[START RECORDED DATA]
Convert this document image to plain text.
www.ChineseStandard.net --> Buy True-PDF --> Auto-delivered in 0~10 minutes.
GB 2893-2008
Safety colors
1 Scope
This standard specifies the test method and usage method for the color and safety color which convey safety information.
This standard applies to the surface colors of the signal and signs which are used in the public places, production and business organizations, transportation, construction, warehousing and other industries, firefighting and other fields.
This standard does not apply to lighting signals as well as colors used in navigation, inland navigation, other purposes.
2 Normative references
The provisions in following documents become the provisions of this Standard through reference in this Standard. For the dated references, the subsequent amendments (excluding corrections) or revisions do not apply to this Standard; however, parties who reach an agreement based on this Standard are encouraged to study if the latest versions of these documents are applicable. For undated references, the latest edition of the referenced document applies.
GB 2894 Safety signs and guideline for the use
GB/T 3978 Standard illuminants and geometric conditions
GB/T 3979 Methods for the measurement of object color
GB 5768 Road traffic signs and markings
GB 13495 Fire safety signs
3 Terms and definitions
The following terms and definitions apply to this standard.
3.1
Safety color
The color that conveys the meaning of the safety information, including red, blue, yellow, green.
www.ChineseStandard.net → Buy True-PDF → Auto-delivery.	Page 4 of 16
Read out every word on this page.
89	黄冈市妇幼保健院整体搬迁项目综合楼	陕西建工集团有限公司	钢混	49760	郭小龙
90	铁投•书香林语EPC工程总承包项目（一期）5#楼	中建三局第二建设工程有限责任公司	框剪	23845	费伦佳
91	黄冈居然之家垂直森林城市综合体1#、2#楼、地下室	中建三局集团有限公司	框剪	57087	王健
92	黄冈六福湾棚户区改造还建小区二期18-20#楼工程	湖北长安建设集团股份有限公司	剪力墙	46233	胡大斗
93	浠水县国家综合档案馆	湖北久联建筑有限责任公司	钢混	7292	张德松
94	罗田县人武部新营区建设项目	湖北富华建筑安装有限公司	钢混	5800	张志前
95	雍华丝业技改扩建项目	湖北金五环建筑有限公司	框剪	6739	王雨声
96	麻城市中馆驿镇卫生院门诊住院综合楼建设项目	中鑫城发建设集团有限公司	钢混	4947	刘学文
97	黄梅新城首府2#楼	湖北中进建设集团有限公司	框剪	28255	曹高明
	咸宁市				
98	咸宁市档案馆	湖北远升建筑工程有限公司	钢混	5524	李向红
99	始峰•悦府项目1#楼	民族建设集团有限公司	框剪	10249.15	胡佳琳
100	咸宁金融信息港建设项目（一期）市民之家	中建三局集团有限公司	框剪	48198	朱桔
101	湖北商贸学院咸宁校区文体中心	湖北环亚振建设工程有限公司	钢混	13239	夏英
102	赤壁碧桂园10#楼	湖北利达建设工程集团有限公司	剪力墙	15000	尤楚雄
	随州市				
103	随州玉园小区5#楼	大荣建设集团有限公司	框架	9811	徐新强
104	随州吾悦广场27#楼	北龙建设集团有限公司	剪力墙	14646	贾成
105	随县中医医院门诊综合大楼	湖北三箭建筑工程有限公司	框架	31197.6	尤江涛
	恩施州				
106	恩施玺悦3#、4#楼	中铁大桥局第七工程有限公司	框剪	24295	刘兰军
[END RECORDED DATA]
SHORT PROBLEM: Write out the whole listing again, exactly as it stands.

CORRECT RESPONSE:
Convert this document image to plain text.
www.ChineseStandard.net --> Buy True-PDF --> Auto-delivered in 0~10 minutes.
GB 2893-2008
Safety colors
1 Scope
This standard specifies the test method and usage method for the color and safety color which convey safety information.
This standard applies to the surface colors of the signal and signs which are used in the public places, production and business organizations, transportation, construction, warehousing and other industries, firefighting and other fields.
This standard does not apply to lighting signals as well as colors used in navigation, inland navigation, other purposes.
2 Normative references
The provisions in following documents become the provisions of this Standard through reference in this Standard. For the dated references, the subsequent amendments (excluding corrections) or revisions do not apply to this Standard; however, parties who reach an agreement based on this Standard are encouraged to study if the latest versions of these documents are applicable. For undated references, the latest edition of the referenced document applies.
GB 2894 Safety signs and guideline for the use
GB/T 3978 Standard illuminants and geometric conditions
GB/T 3979 Methods for the measurement of object color
GB 5768 Road traffic signs and markings
GB 13495 Fire safety signs
3 Terms and definitions
The following terms and definitions apply to this standard.
3.1
Safety color
The color that conveys the meaning of the safety information, including red, blue, yellow, green.
www.ChineseStandard.net → Buy True-PDF → Auto-delivery.	Page 4 of 16
Read out every word on this page.
89	黄冈市妇幼保健院整体搬迁项目综合楼	陕西建工集团有限公司	钢混	49760	郭小龙
90	铁投•书香林语EPC工程总承包项目（一期）5#楼	中建三局第二建设工程有限责任公司	框剪	23845	费伦佳
91	黄冈居然之家垂直森林城市综合体1#、2#楼、地下室	中建三局集团有限公司	框剪	57087	王健
92	黄冈六福湾棚户区改造还建小区二期18-20#楼工程	湖北长安建设集团股份有限公司	剪力墙	46233	胡大斗
93	浠水县国家综合档案馆	湖北久联建筑有限责任公司	钢混	7292	张德松
94	罗田县人武部新营区建设项目	湖北富华建筑安装有限公司	钢混	5800	张志前
95	雍华丝业技改扩建项目	湖北金五环建筑有限公司	框剪	6739	王雨声
96	麻城市中馆驿镇卫生院门诊住院综合楼建设项目	中鑫城发建设集团有限公司	钢混	4947	刘学文
97	黄梅新城首府2#楼	湖北中进建设集团有限公司	框剪	28255	曹高明
	咸宁市				
98	咸宁市档案馆	湖北远升建筑工程有限公司	钢混	5524	李向红
99	始峰•悦府项目1#楼	民族建设集团有限公司	框剪	10249.15	胡佳琳
100	咸宁金融信息港建设项目（一期）市民之家	中建三局集团有限公司	框剪	48198	朱桔
101	湖北商贸学院咸宁校区文体中心	湖北环亚振建设工程有限公司	钢混	13239	夏英
102	赤壁碧桂园10#楼	湖北利达建设工程集团有限公司	剪力墙	15000	尤楚雄
	随州市				
103	随州玉园小区5#楼	大荣建设集团有限公司	框架	9811	徐新强
104	随州吾悦广场27#楼	北龙建设集团有限公司	剪力墙	14646	贾成
105	随县中医医院门诊综合大楼	湖北三箭建筑工程有限公司	框架	31197.6	尤江涛
	恩施州				
106	恩施玺悦3#、4#楼	中铁大桥局第七工程有限公司	框剪	24295	刘兰军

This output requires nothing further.